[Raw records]
□ □ □ □

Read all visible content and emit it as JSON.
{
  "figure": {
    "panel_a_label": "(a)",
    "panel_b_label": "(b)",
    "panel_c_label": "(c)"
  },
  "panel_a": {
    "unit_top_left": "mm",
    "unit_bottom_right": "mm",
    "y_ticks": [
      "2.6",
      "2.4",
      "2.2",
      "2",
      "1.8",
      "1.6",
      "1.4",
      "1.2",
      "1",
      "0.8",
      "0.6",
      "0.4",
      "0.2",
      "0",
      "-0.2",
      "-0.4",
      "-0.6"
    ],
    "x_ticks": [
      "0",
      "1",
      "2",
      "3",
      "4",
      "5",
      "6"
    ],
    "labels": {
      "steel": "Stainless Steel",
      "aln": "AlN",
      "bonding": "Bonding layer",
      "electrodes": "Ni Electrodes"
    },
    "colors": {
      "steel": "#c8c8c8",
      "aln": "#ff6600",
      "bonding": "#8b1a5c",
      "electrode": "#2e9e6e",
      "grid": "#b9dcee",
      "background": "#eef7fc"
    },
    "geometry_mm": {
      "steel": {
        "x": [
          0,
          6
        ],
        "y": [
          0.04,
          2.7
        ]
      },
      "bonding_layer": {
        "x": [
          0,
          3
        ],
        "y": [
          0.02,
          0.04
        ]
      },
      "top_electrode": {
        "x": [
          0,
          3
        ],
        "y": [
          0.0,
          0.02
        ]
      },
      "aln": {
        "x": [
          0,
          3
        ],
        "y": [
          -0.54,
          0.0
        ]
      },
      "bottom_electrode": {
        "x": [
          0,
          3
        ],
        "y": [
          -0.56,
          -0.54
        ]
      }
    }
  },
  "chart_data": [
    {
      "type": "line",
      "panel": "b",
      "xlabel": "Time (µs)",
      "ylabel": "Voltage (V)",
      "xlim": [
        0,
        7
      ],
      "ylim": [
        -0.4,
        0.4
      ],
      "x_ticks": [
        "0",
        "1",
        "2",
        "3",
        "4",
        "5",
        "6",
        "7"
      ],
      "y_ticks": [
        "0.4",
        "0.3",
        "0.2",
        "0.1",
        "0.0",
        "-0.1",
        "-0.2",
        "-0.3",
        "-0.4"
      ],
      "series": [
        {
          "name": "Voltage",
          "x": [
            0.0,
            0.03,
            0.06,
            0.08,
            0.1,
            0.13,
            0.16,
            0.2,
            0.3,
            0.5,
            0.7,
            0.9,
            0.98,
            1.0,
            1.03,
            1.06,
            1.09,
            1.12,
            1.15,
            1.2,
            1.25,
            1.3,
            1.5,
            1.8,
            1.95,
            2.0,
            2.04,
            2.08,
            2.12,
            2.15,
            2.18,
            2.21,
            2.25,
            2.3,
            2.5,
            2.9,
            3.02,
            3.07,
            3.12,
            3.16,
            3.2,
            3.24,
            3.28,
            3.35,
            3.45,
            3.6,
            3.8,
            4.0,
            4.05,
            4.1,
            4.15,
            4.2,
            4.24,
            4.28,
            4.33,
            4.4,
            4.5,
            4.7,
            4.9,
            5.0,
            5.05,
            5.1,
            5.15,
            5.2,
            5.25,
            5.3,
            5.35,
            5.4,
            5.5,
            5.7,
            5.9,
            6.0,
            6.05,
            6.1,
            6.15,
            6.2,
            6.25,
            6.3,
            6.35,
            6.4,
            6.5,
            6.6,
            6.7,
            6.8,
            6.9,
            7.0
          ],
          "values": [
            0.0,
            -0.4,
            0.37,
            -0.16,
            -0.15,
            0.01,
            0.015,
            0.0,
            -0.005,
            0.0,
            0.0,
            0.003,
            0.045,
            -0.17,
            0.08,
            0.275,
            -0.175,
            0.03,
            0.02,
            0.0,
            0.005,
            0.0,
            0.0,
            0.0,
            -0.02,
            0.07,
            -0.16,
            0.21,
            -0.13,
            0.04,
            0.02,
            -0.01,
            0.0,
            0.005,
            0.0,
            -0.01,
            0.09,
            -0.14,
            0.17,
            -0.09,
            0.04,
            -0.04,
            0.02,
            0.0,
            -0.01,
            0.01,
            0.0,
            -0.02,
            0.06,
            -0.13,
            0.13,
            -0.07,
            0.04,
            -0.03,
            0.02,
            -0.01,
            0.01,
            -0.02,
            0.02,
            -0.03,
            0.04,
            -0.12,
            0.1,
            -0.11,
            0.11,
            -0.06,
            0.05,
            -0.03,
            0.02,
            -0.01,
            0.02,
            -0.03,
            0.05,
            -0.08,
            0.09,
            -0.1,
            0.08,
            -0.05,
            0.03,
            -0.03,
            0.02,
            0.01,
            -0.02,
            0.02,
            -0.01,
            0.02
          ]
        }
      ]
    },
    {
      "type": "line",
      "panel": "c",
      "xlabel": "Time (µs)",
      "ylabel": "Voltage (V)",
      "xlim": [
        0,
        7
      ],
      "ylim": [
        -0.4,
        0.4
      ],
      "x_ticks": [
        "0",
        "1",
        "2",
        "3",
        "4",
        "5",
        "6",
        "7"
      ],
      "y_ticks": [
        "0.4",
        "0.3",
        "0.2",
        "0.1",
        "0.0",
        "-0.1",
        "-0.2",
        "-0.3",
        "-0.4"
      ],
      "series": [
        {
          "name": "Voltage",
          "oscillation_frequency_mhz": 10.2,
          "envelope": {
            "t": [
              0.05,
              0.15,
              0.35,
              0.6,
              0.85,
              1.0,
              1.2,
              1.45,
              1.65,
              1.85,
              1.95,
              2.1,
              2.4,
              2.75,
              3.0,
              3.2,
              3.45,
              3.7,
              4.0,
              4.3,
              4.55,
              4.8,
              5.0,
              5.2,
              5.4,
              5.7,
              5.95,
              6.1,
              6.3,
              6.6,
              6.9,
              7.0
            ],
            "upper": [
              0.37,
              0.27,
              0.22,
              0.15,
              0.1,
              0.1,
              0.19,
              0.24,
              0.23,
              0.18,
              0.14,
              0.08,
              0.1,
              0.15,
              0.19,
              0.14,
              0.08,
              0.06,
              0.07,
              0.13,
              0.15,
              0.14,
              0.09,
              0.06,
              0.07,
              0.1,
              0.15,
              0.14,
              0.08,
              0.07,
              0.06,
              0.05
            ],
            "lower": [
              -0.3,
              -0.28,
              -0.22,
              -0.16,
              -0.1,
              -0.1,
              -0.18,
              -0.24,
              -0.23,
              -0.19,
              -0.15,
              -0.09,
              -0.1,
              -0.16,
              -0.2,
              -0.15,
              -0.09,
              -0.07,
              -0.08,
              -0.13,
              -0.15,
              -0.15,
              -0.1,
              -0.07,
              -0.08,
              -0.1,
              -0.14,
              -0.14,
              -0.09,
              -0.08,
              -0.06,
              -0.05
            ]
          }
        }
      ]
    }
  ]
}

□ □ □ □

What needs to be done: Reproduce the material above exactly; please quote every line of it.

Written solution:
Read all visible content and emit it as JSON.
{
  "figure": {
    "panel_a_label": "(a)",
    "panel_b_label": "(b)",
    "panel_c_label": "(c)"
  },
  "panel_a": {
    "unit_top_left": "mm",
    "unit_bottom_right": "mm",
    "y_ticks": [
      "2.6",
      "2.4",
      "2.2",
      "2",
      "1.8",
      "1.6",
      "1.4",
      "1.2",
      "1",
      "0.8",
      "0.6",
      "0.4",
      "0.2",
      "0",
      "-0.2",
      "-0.4",
      "-0.6"
    ],
    "x_ticks": [
      "0",
      "1",
      "2",
      "3",
      "4",
      "5",
      "6"
    ],
    "labels": {
      "steel": "Stainless Steel",
      "aln": "AlN",
      "bonding": "Bonding layer",
      "electrodes": "Ni Electrodes"
    },
    "colors": {
      "steel": "#c8c8c8",
      "aln": "#ff6600",
      "bonding": "#8b1a5c",
      "electrode": "#2e9e6e",
      "grid": "#b9dcee",
      "background": "#eef7fc"
    },
    "geometry_mm": {
      "steel": {
        "x": [
          0,
          6
        ],
        "y": [
          0.04,
          2.7
        ]
      },
      "bonding_layer": {
        "x": [
          0,
          3
        ],
        "y": [
          0.02,
          0.04
        ]
      },
      "top_electrode": {
        "x": [
          0,
          3
        ],
        "y": [
          0.0,
          0.02
        ]
      },
      "aln": {
        "x": [
          0,
          3
        ],
        "y": [
          -0.54,
          0.0
        ]
      },
      "bottom_electrode": {
        "x": [
          0,
          3
        ],
        "y": [
          -0.56,
          -0.54
        ]
      }
    }
  },
  "chart_data": [
    {
      "type": "line",
      "panel": "b",
      "xlabel": "Time (µs)",
      "ylabel": "Voltage (V)",
      "xlim": [
        0,
        7
      ],
      "ylim": [
        -0.4,
        0.4
      ],
      "x_ticks": [
        "0",
        "1",
        "2",
        "3",
        "4",
        "5",
        "6",
        "7"
      ],
      "y_ticks": [
        "0.4",
        "0.3",
        "0.2",
        "0.1",
        "0.0",
        "-0.1",
        "-0.2",
        "-0.3",
        "-0.4"
      ],
      "series": [
        {
          "name": "Voltage",
          "x": [
            0.0,
            0.03,
            0.06,
            0.08,
            0.1,
            0.13,
            0.16,
            0.2,
            0.3,
            0.5,
            0.7,
            0.9,
            0.98,
            1.0,
            1.03,
            1.06,
            1.09,
            1.12,
            1.15,
            1.2,
            1.25,
            1.3,
            1.5,
            1.8,
            1.95,
            2.0,
            2.04,
            2.08,
            2.12,
            2.15,
            2.18,
            2.21,
            2.25,
            2.3,
            2.5,
            2.9,
            3.02,
            3.07,
            3.12,
            3.16,
            3.2,
            3.24,
            3.28,
            3.35,
            3.45,
            3.6,
            3.8,
            4.0,
            4.05,
            4.1,
            4.15,
            4.2,
            4.24,
            4.28,
            4.33,
            4.4,
            4.5,
            4.7,
            4.9,
            5.0,
            5.05,
            5.1,
            5.15,
            5.2,
            5.25,
            5.3,
            5.35,
            5.4,
            5.5,
            5.7,
            5.9,
            6.0,
            6.05,
            6.1,
            6.15,
            6.2,
            6.25,
            6.3,
            6.35,
            6.4,
            6.5,
            6.6,
            6.7,
            6.8,
            6.9,
            7.0
          ],
          "values": [
            0.0,
            -0.4,
            0.37,
            -0.16,
            -0.15,
            0.01,
            0.015,
            0.0,
            -0.005,
            0.0,
            0.0,
            0.003,
            0.045,
            -0.17,
            0.08,
            0.275,
            -0.175,
            0.03,
            0.02,
            0.0,
            0.005,
            0.0,
            0.0,
            0.0,
            -0.02,
            0.07,
            -0.16,
            0.21,
            -0.13,
            0.04,
            0.02,
            -0.01,
            0.0,
            0.005,
            0.0,
            -0.01,
            0.09,
            -0.14,
            0.17,
            -0.09,
            0.04,
            -0.04,
            0.02,
            0.0,
            -0.01,
            0.01,
            0.0,
            -0.02,
            0.06,
            -0.13,
            0.13,
            -0.07,
            0.04,
            -0.03,
            0.02,
            -0.01,
            0.01,
            -0.02,
            0.02,
            -0.03,
            0.04,
            -0.12,
            0.1,
            -0.11,
            0.11,
            -0.06,
            0.05,
            -0.03,
            0.02,
            -0.01,
            0.02,
            -0.03,
            0.05,
            -0.08,
            0.09,
            -0.1,
            0.08,
            -0.05,
            0.03,
            -0.03,
            0.02,
            0.01,
            -0.02,
            0.02,
            -0.01,
            0.02
          ]
        }
      ]
    },
    {
      "type": "line",
      "panel": "c",
      "xlabel": "Time (µs)",
      "ylabel": "Voltage (V)",
      "xlim": [
        0,
        7
      ],
      "ylim": [
        -0.4,
        0.4
      ],
      "x_ticks": [
        "0",
        "1",
        "2",
        "3",
        "4",
        "5",
        "6",
        "7"
      ],
      "y_ticks": [
        "0.4",
        "0.3",
        "0.2",
        "0.1",
        "0.0",
        "-0.1",
        "-0.2",
        "-0.3",
        "-0.4"
      ],
      "series": [
        {
          "name": "Voltage",
          "oscillation_frequency_mhz": 10.2,
          "envelope": {
            "t": [
              0.05,
              0.15,
              0.35,
              0.6,
              0.85,
              1.0,
              1.2,
              1.45,
              1.65,
              1.85,
              1.95,
              2.1,
              2.4,
              2.75,
              3.0,
              3.2,
              3.45,
              3.7,
              4.0,
              4.3,
              4.55,
              4.8,
              5.0,
              5.2,
              5.4,
              5.7,
              5.95,
              6.1,
              6.3,
              6.6,
              6.9,
              7.0
            ],
            "upper": [
              0.37,
              0.27,
              0.22,
              0.15,
              0.1,
              0.1,
              0.19,
              0.24,
              0.23,
              0.18,
              0.14,
              0.08,
              0.1,
              0.15,
              0.19,
              0.14,
              0.08,
              0.06,
              0.07,
              0.13,
              0.15,
              0.14,
              0.09,
              0.06,
              0.07,
              0.1,
              0.15,
              0.14,
              0.08,
              0.07,
              0.06,
              0.05
            ],
            "lower": [
              -0.3,
              -0.28,
              -0.22,
              -0.16,
              -0.1,
              -0.1,
              -0.18,
              -0.24,
              -0.23,
              -0.19,
              -0.15,
              -0.09,
              -0.1,
              -0.16,
              -0.2,
              -0.15,
              -0.09,
              -0.07,
              -0.08,
              -0.13,
              -0.15,
              -0.15,
              -0.1,
              -0.07,
              -0.08,
              -0.1,
              -0.14,
              -0.14,
              -0.09,
              -0.08,
              -0.06,
              -0.05
            ]
          }
        }
      ]
    }
  ]
}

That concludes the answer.